• Problem requirements: Are you able to retype all the records below exactly?

Dataset entries:
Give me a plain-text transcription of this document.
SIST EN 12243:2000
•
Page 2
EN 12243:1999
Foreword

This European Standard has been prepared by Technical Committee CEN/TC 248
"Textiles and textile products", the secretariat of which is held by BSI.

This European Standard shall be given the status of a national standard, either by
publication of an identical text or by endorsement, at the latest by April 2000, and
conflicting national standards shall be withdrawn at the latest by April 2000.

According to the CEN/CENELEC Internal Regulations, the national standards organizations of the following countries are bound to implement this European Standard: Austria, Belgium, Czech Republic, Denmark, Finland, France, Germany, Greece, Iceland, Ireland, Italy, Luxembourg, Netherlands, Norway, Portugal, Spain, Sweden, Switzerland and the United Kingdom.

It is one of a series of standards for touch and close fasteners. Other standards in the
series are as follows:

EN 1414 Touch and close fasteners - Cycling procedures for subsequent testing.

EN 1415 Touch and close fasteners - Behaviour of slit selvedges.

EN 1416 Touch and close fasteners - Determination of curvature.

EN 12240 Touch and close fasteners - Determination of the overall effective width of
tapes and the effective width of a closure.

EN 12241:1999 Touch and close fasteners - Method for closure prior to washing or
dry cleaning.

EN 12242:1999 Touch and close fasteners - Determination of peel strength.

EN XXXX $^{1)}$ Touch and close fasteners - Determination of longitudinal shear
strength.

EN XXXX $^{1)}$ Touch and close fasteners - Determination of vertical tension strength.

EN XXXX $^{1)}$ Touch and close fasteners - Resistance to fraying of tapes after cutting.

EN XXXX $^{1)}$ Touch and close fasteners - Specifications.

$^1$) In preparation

• Solution to this task:
Give me a plain-text transcription of this document.
SIST EN 12243:2000
•
Page 2
EN 12243:1999
Foreword

This European Standard has been prepared by Technical Committee CEN/TC 248
"Textiles and textile products", the secretariat of which is held by BSI.

This European Standard shall be given the status of a national standard, either by
publication of an identical text or by endorsement, at the latest by April 2000, and
conflicting national standards shall be withdrawn at the latest by April 2000.

According to the CEN/CENELEC Internal Regulations, the national standards organizations of the following countries are bound to implement this European Standard: Austria, Belgium, Czech Republic, Denmark, Finland, France, Germany, Greece, Iceland, Ireland, Italy, Luxembourg, Netherlands, Norway, Portugal, Spain, Sweden, Switzerland and the United Kingdom.

It is one of a series of standards for touch and close fasteners. Other standards in the
series are as follows:

EN 1414 Touch and close fasteners - Cycling procedures for subsequent testing.

EN 1415 Touch and close fasteners - Behaviour of slit selvedges.

EN 1416 Touch and close fasteners - Determination of curvature.

EN 12240 Touch and close fasteners - Determination of the overall effective width of
tapes and the effective width of a closure.

EN 12241:1999 Touch and close fasteners - Method for closure prior to washing or
dry cleaning.

EN 12242:1999 Touch and close fasteners - Determination of peel strength.

EN XXXX $^{1)}$ Touch and close fasteners - Determination of longitudinal shear
strength.

EN XXXX $^{1)}$ Touch and close fasteners - Determination of vertical tension strength.

EN XXXX $^{1)}$ Touch and close fasteners - Resistance to fraying of tapes after cutting.

EN XXXX $^{1)}$ Touch and close fasteners - Specifications.

$^1$) In preparation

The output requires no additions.